* begin *

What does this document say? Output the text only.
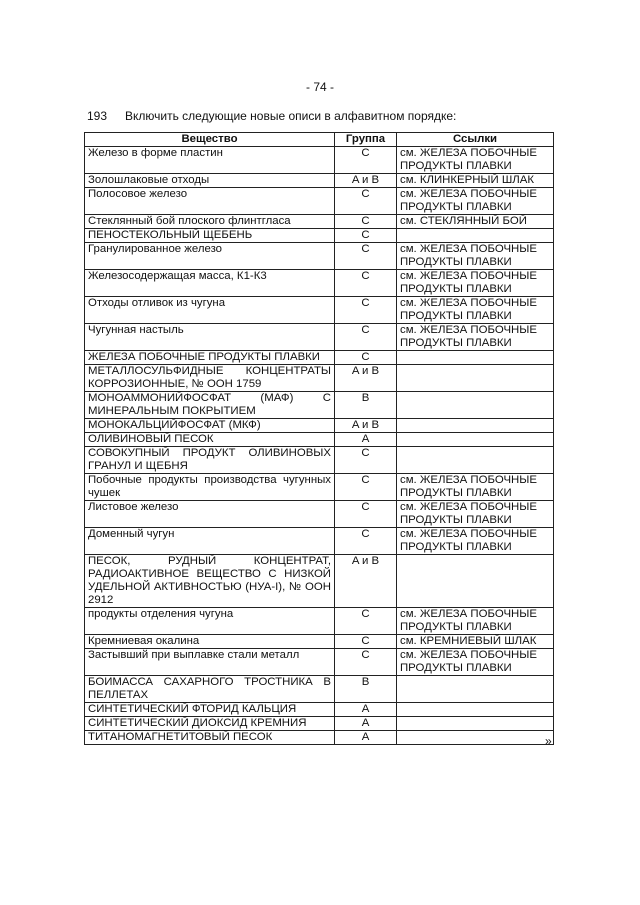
- 74 -
193 Включить следующие новые описи в алфавитном порядке:
Вещество	Группа	Ссылки
Железо в форме пластин	C	см. ЖЕЛЕЗА ПОБОЧНЫЕ ПРОДУКТЫ ПЛАВКИ
Золошлаковые отходы	A и B	см. КЛИНКЕРНЫЙ ШЛАК
Полосовое железо	C	см. ЖЕЛЕЗА ПОБОЧНЫЕ ПРОДУКТЫ ПЛАВКИ
Стеклянный бой плоского флинтгласа	C	см. СТЕКЛЯННЫЙ БОЙ
ПЕНОСТЕКОЛЬНЫЙ ЩЕБЕНЬ	C	
Гранулированное железо	C	см. ЖЕЛЕЗА ПОБОЧНЫЕ ПРОДУКТЫ ПЛАВКИ
Железосодержащая масса, К1-К3	C	см. ЖЕЛЕЗА ПОБОЧНЫЕ ПРОДУКТЫ ПЛАВКИ
Отходы отливок из чугуна	C	см. ЖЕЛЕЗА ПОБОЧНЫЕ ПРОДУКТЫ ПЛАВКИ
Чугунная настыль	C	см. ЖЕЛЕЗА ПОБОЧНЫЕ ПРОДУКТЫ ПЛАВКИ
ЖЕЛЕЗА ПОБОЧНЫЕ ПРОДУКТЫ ПЛАВКИ	C	
МЕТАЛЛОСУЛЬФИДНЫЕ КОНЦЕНТРАТЫ КОРРОЗИОННЫЕ, № ООН 1759	A и B	
МОНОАММОНИЙФОСФАТ (МАФ) С МИНЕРАЛЬНЫМ ПОКРЫТИЕМ	B	
МОНОКАЛЬЦИЙФОСФАТ (МКФ)	A и B	
ОЛИВИНОВЫЙ ПЕСОК	A	
СОВОКУПНЫЙ ПРОДУКТ ОЛИВИНОВЫХ ГРАНУЛ И ЩЕБНЯ	C	
Побочные продукты производства чугунных чушек	C	см. ЖЕЛЕЗА ПОБОЧНЫЕ ПРОДУКТЫ ПЛАВКИ
Листовое железо	C	см. ЖЕЛЕЗА ПОБОЧНЫЕ ПРОДУКТЫ ПЛАВКИ
Доменный чугун	C	см. ЖЕЛЕЗА ПОБОЧНЫЕ ПРОДУКТЫ ПЛАВКИ
ПЕСОК, РУДНЫЙ КОНЦЕНТРАТ, РАДИОАКТИВНОЕ ВЕЩЕСТВО С НИЗКОЙ УДЕЛЬНОЙ АКТИВНОСТЬЮ (НУА-I), № ООН 2912	A и B	
продукты отделения чугуна	C	см. ЖЕЛЕЗА ПОБОЧНЫЕ ПРОДУКТЫ ПЛАВКИ
Кремниевая окалина	C	см. КРЕМНИЕВЫЙ ШЛАК
Застывший при выплавке стали металл	C	см. ЖЕЛЕЗА ПОБОЧНЫЕ ПРОДУКТЫ ПЛАВКИ
БОИМАССА САХАРНОГО ТРОСТНИКА В ПЕЛЛЕТАХ	B	
СИНТЕТИЧЕСКИЙ ФТОРИД КАЛЬЦИЯ	A	
СИНТЕТИЧЕСКИЙ ДИОКСИД КРЕМНИЯ	A	
ТИТАНОМАГНЕТИТОВЫЙ ПЕСОК	A		»
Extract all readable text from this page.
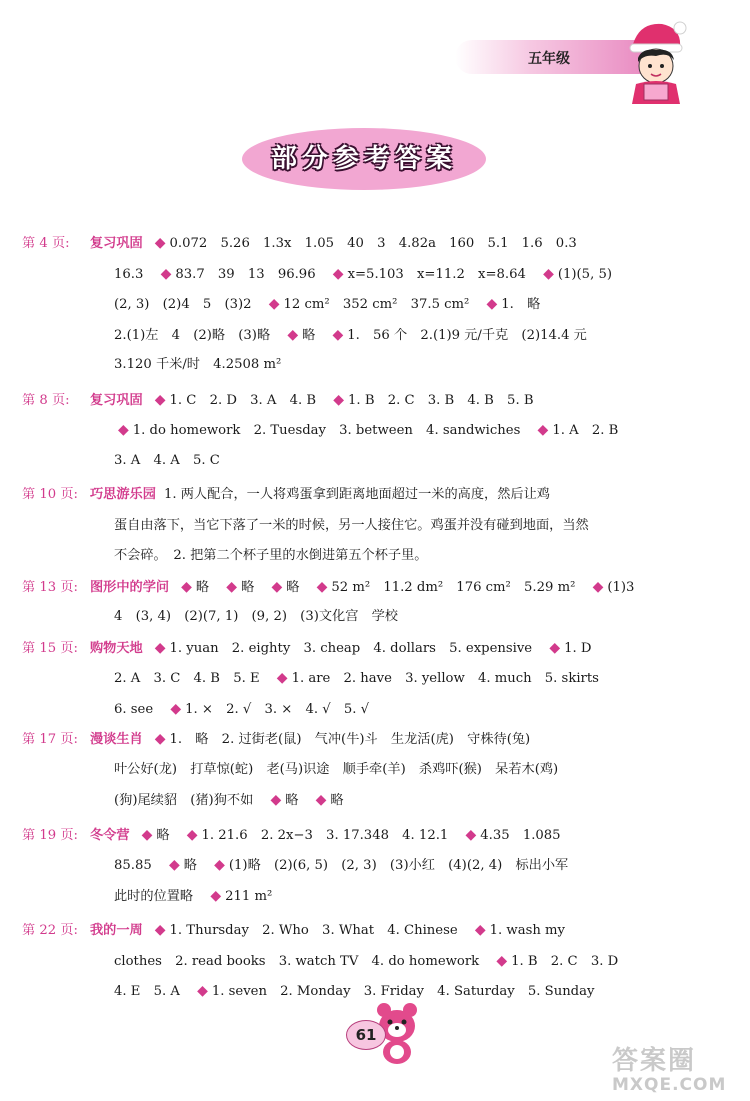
五年级
部分参考答案
第 4 页: 复习巩固 ◆ 0.072　5.26　1.3x　1.05　40　3　4.82a　160　5.1　1.6　0.3
16.3　◆ 83.7　39　13　96.96　◆ x=5.103　x=11.2　x=8.64　◆ (1)(5, 5)
(2, 3)　(2)4　5　(3)2　◆ 12 cm²　352 cm²　37.5 cm²　◆ 1.　略
2.(1)左　4　(2)略　(3)略　◆ 略　◆ 1.　56 个　2.(1)9 元/千克　(2)14.4 元
3.120 千米/时　4.2508 m²
第 8 页: 复习巩固 ◆ 1. C　2. D　3. A　4. B　◆ 1. B　2. C　3. B　4. B　5. B
◆ 1. do homework　2. Tuesday　3. between　4. sandwiches　◆ 1. A　2. B
3. A　4. A　5. C
第 10 页: 巧思游乐园 1. 两人配合，一人将鸡蛋拿到距离地面超过一米的高度，然后让鸡
蛋自由落下，当它下落了一米的时候，另一人接住它。鸡蛋并没有碰到地面，当然
不会碎。　2. 把第二个杯子里的水倒进第五个杯子里。
第 13 页: 图形中的学问 ◆ 略　◆ 略　◆ 略　◆ 52 m²　11.2 dm²　176 cm²　5.29 m²　◆ (1)3
4　(3, 4)　(2)(7, 1)　(9, 2)　(3)文化宫　学校
第 15 页: 购物天地 ◆ 1. yuan　2. eighty　3. cheap　4. dollars　5. expensive　◆ 1. D
2. A　3. C　4. B　5. E　◆ 1. are　2. have　3. yellow　4. much　5. skirts
6. see　◆ 1. ×　2. √　3. ×　4. √　5. √
第 17 页: 漫谈生肖 ◆ 1.　略　2. 过街老(鼠)　气冲(牛)斗　生龙活(虎)　守株待(兔)
叶公好(龙)　打草惊(蛇)　老(马)识途　顺手牵(羊)　杀鸡吓(猴)　呆若木(鸡)
(狗)尾续貂　(猪)狗不如　◆ 略　◆ 略
第 19 页: 冬令营 ◆ 略　◆ 1. 21.6　2. 2x−3　3. 17.348　4. 12.1　◆ 4.35　1.085
85.85　◆ 略　◆ (1)略　(2)(6, 5)　(2, 3)　(3)小红　(4)(2, 4)　标出小军
此时的位置略　◆ 211 m²
第 22 页: 我的一周 ◆ 1. Thursday　2. Who　3. What　4. Chinese　◆ 1. wash my
clothes　2. read books　3. watch TV　4. do homework　◆ 1. B　2. C　3. D
4. E　5. A　◆ 1. seven　2. Monday　3. Friday　4. Saturday　5. Sunday
61
答案圈
MXQE.COM
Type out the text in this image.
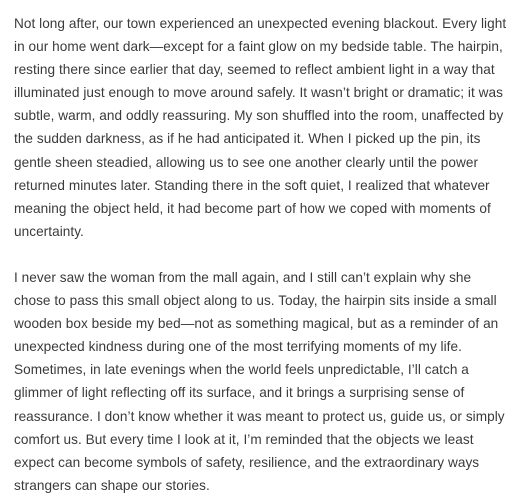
Not long after, our town experienced an unexpected evening blackout. Every light in our home went dark—except for a faint glow on my bedside table. The hairpin, resting there since earlier that day, seemed to reflect ambient light in a way that illuminated just enough to move around safely. It wasn’t bright or dramatic; it was subtle, warm, and oddly reassuring. My son shuffled into the room, unaffected by the sudden darkness, as if he had anticipated it. When I picked up the pin, its gentle sheen steadied, allowing us to see one another clearly until the power returned minutes later. Standing there in the soft quiet, I realized that whatever meaning the object held, it had become part of how we coped with moments of uncertainty.

I never saw the woman from the mall again, and I still can’t explain why she chose to pass this small object along to us. Today, the hairpin sits inside a small wooden box beside my bed—not as something magical, but as a reminder of an unexpected kindness during one of the most terrifying moments of my life. Sometimes, in late evenings when the world feels unpredictable, I’ll catch a glimmer of light reflecting off its surface, and it brings a surprising sense of reassurance. I don’t know whether it was meant to protect us, guide us, or simply comfort us. But every time I look at it, I’m reminded that the objects we least expect can become symbols of safety, resilience, and the extraordinary ways strangers can shape our stories.
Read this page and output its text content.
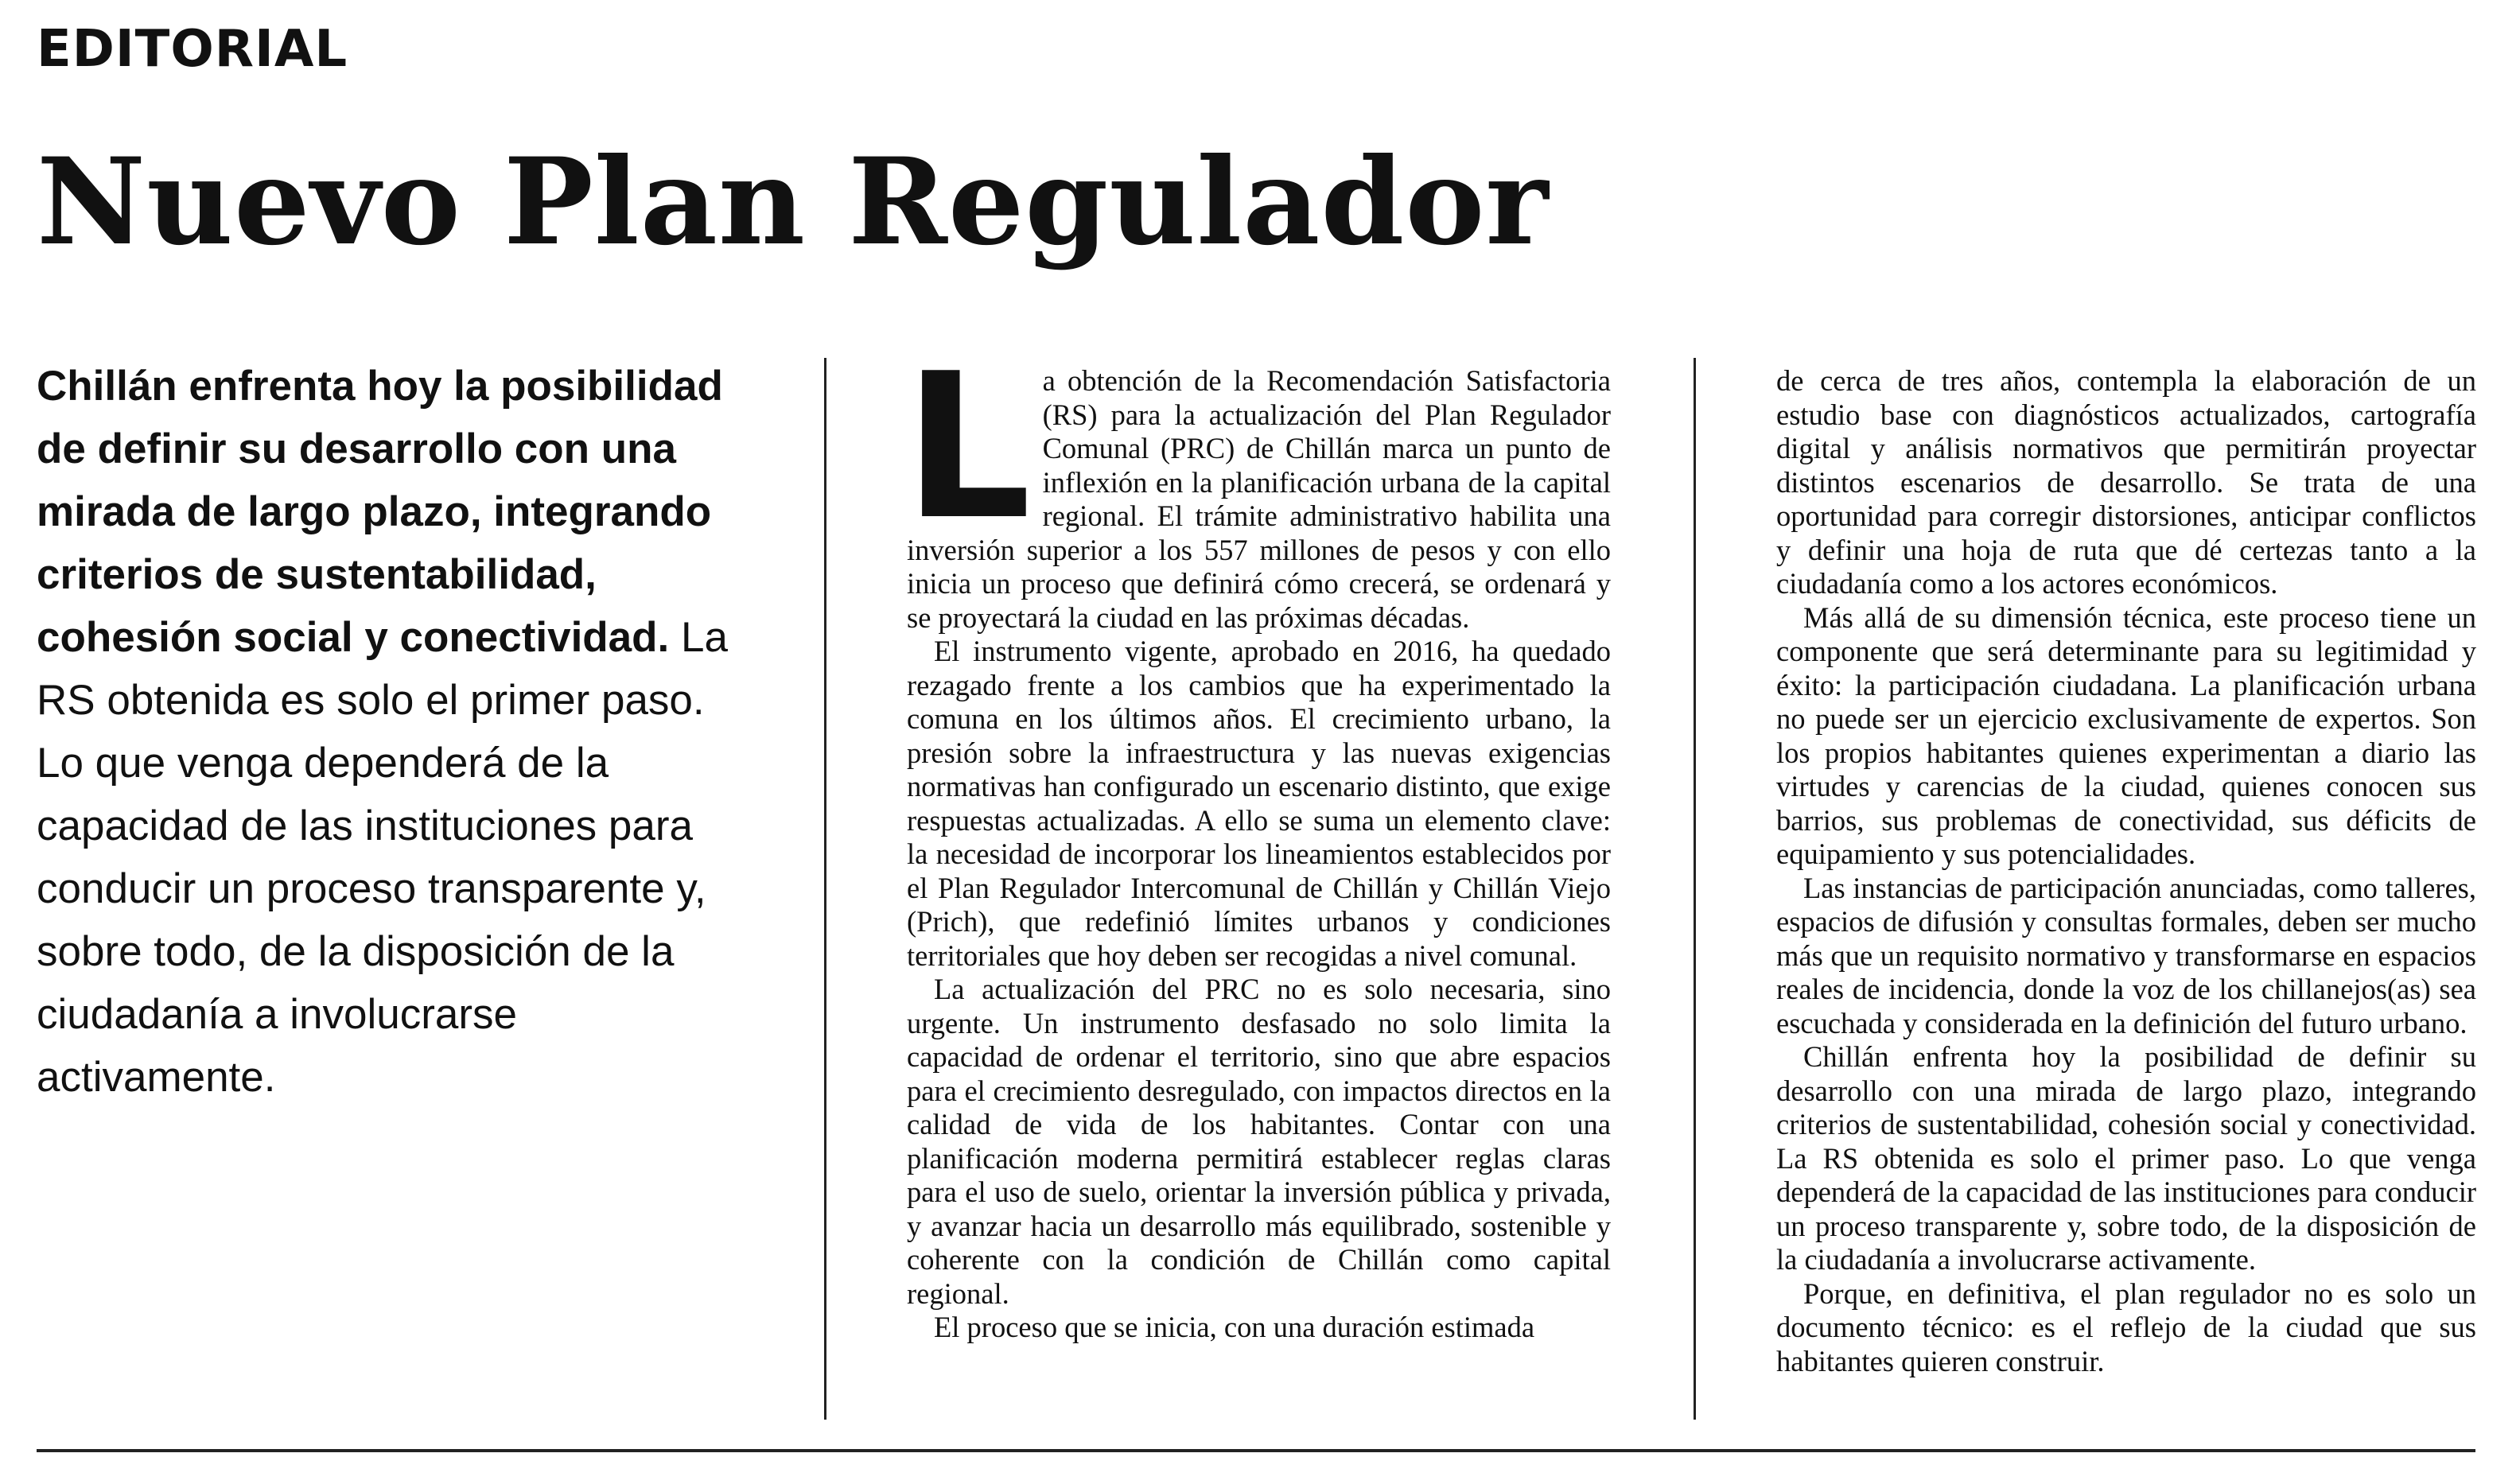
EDITORIAL
Nuevo Plan Regulador
Chillán enfrenta hoy la posibilidad de definir su desarrollo con una mirada de largo plazo, integrando criterios de sustentabilidad, cohesión social y conectividad. La RS obtenida es solo el primer paso. Lo que venga dependerá de la capacidad de las instituciones para conducir un proceso transparente y, sobre todo, de la disposición de la ciudadanía a involucrarse activamente.

La obtención de la Recomendación Satisfactoria (RS) para la actualización del Plan Regulador Comunal (PRC) de Chillán marca un punto de inflexión en la planificación urbana de la capital regional. El trámite administrativo habilita una inversión superior a los 557 millones de pesos y con ello inicia un proceso que definirá cómo crecerá, se ordenará y se proyectará la ciudad en las próximas décadas.

El instrumento vigente, aprobado en 2016, ha quedado rezagado frente a los cambios que ha experimentado la comuna en los últimos años. El crecimiento urbano, la presión sobre la infraestructura y las nuevas exigencias normativas han configurado un escenario distinto, que exige respuestas actualizadas. A ello se suma un elemento clave: la necesidad de incorporar los lineamientos establecidos por el Plan Regulador Intercomunal de Chillán y Chillán Viejo (Prich), que redefinió límites urbanos y condiciones territoriales que hoy deben ser recogidas a nivel comunal.

La actualización del PRC no es solo necesaria, sino urgente. Un instrumento desfasado no solo limita la capacidad de ordenar el territorio, sino que abre espacios para el crecimiento desregulado, con impactos directos en la calidad de vida de los habitantes. Contar con una planificación moderna permitirá establecer reglas claras para el uso de suelo, orientar la inversión pública y privada, y avanzar hacia un desarrollo más equilibrado, sostenible y coherente con la condición de Chillán como capital regional.

El proceso que se inicia, con una duración estimada

de cerca de tres años, contempla la elaboración de un estudio base con diagnósticos actualizados, cartografía digital y análisis normativos que permitirán proyectar distintos escenarios de desarrollo. Se trata de una oportunidad para corregir distorsiones, anticipar conflictos y definir una hoja de ruta que dé certezas tanto a la ciudadanía como a los actores económicos.

Más allá de su dimensión técnica, este proceso tiene un componente que será determinante para su legitimidad y éxito: la participación ciudadana. La planificación urbana no puede ser un ejercicio exclusivamente de expertos. Son los propios habitantes quienes experimentan a diario las virtudes y carencias de la ciudad, quienes conocen sus barrios, sus problemas de conectividad, sus déficits de equipamiento y sus potencialidades.

Las instancias de participación anunciadas, como talleres, espacios de difusión y consultas formales, deben ser mucho más que un requisito normativo y transformarse en espacios reales de incidencia, donde la voz de los chillanejos(as) sea escuchada y considerada en la definición del futuro urbano.

Chillán enfrenta hoy la posibilidad de definir su desarrollo con una mirada de largo plazo, integrando criterios de sustentabilidad, cohesión social y conectividad. La RS obtenida es solo el primer paso. Lo que venga dependerá de la capacidad de las instituciones para conducir un proceso transparente y, sobre todo, de la disposición de la ciudadanía a involucrarse activamente.

Porque, en definitiva, el plan regulador no es solo un documento técnico: es el reflejo de la ciudad que sus habitantes quieren construir.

* end *

--- PROBLEM DETAILS ---
Determine how many lines of the listing above hold the word "ШЛАК". Report that number without anything else.

--- FINISHED TASK ---
2